Identify every line in the records below that contains the word "color", and copy each of those lines.

[Items from a data source]
§ §
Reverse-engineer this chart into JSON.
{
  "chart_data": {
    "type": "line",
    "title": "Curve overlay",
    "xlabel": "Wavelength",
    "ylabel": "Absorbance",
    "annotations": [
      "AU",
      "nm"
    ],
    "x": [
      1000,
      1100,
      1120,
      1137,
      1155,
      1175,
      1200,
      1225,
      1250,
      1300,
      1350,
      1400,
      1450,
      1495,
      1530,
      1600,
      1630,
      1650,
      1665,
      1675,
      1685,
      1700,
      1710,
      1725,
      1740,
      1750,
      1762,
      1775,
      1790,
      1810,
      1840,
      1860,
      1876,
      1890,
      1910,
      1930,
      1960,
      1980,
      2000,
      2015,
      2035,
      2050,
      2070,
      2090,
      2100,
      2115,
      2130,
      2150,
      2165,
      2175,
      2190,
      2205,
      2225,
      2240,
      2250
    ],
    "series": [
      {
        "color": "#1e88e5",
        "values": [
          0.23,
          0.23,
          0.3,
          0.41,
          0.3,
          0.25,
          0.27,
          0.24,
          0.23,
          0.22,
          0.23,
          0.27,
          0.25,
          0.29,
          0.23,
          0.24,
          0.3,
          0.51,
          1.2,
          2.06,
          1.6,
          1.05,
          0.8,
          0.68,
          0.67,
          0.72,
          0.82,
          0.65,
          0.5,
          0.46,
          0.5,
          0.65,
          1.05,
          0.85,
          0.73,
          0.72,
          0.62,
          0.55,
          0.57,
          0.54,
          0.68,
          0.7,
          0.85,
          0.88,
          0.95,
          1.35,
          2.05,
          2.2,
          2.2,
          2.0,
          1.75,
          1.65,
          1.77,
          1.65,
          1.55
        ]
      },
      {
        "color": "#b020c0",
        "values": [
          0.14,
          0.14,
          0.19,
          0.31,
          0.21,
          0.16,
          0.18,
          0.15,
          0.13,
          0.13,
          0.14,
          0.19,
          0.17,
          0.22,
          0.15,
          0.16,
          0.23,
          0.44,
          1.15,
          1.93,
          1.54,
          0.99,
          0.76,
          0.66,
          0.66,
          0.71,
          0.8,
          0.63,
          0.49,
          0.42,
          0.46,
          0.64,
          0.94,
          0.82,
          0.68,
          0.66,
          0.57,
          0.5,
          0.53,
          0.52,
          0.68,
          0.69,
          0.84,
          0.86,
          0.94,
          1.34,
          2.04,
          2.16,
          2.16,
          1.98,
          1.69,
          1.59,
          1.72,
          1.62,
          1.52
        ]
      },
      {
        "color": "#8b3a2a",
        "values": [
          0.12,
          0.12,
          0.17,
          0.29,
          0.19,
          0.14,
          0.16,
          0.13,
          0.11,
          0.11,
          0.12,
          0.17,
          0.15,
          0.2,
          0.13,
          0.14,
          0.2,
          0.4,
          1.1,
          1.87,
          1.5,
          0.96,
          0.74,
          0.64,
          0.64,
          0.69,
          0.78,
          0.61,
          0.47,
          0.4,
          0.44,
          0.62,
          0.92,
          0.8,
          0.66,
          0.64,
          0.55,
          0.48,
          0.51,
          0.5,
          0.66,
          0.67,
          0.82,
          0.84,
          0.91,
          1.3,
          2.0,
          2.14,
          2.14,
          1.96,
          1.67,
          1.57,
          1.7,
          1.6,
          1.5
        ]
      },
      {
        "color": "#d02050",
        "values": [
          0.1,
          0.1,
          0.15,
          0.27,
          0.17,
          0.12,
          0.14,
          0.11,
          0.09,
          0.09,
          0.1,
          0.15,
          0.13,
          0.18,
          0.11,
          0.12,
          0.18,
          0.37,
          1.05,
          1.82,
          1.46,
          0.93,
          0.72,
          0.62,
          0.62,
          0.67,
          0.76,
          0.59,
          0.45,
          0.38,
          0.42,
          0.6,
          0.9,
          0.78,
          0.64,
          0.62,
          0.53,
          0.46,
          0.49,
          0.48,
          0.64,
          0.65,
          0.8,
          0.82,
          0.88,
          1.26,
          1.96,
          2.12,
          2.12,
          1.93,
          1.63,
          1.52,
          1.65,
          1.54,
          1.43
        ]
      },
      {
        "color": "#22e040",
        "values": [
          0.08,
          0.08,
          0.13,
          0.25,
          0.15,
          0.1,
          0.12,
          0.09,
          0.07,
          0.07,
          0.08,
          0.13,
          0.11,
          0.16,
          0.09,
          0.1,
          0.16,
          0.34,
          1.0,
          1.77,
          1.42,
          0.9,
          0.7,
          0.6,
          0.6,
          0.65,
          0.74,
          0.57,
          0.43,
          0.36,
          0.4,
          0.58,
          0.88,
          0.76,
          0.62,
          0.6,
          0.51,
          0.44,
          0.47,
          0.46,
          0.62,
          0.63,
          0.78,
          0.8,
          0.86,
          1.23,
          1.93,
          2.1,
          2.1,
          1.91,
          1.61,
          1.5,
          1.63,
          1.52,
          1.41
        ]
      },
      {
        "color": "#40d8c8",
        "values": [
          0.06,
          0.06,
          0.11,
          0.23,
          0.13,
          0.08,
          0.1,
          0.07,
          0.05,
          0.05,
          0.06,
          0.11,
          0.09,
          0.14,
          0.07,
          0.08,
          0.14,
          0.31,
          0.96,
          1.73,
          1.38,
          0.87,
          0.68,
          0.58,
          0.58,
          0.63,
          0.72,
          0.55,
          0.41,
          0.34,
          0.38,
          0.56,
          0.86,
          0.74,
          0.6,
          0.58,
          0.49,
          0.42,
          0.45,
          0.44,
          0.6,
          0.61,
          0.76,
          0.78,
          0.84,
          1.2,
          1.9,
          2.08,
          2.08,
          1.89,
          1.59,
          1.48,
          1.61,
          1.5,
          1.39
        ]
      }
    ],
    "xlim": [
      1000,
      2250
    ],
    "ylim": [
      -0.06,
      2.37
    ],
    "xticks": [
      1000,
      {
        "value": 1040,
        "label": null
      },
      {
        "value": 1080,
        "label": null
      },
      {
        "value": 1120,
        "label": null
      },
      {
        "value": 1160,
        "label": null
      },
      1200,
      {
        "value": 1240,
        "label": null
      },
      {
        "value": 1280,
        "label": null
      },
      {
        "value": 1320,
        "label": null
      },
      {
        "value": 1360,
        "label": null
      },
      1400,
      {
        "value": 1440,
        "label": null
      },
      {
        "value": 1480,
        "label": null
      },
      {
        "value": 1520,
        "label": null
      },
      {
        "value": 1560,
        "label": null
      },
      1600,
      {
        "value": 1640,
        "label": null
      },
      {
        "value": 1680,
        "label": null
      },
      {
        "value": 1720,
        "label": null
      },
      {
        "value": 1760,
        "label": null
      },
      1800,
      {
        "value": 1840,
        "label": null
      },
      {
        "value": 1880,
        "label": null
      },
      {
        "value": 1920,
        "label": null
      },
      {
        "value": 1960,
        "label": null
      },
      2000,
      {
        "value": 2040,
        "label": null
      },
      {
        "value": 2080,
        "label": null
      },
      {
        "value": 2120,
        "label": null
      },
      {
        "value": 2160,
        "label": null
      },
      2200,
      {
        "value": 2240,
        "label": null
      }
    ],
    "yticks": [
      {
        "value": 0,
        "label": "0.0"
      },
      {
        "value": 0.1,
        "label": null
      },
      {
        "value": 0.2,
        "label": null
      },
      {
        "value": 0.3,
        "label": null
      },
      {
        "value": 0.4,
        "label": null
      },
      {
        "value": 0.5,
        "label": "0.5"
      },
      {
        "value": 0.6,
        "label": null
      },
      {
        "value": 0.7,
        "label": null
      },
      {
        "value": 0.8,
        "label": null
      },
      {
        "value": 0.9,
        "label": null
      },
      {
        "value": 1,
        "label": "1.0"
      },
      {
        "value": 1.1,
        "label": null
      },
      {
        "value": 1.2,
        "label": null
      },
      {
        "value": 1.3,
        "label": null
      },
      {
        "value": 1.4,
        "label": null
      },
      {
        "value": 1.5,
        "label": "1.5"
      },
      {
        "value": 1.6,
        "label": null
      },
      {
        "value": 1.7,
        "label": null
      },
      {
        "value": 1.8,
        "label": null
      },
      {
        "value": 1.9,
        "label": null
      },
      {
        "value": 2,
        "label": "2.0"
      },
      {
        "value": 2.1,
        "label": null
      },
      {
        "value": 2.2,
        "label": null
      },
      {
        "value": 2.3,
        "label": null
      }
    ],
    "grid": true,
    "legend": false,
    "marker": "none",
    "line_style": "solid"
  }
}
§ §
Result of the task:
        "color": "#1e88e5",
        "color": "#b020c0",
        "color": "#8b3a2a",
        "color": "#d02050",
        "color": "#22e040",
        "color": "#40d8c8",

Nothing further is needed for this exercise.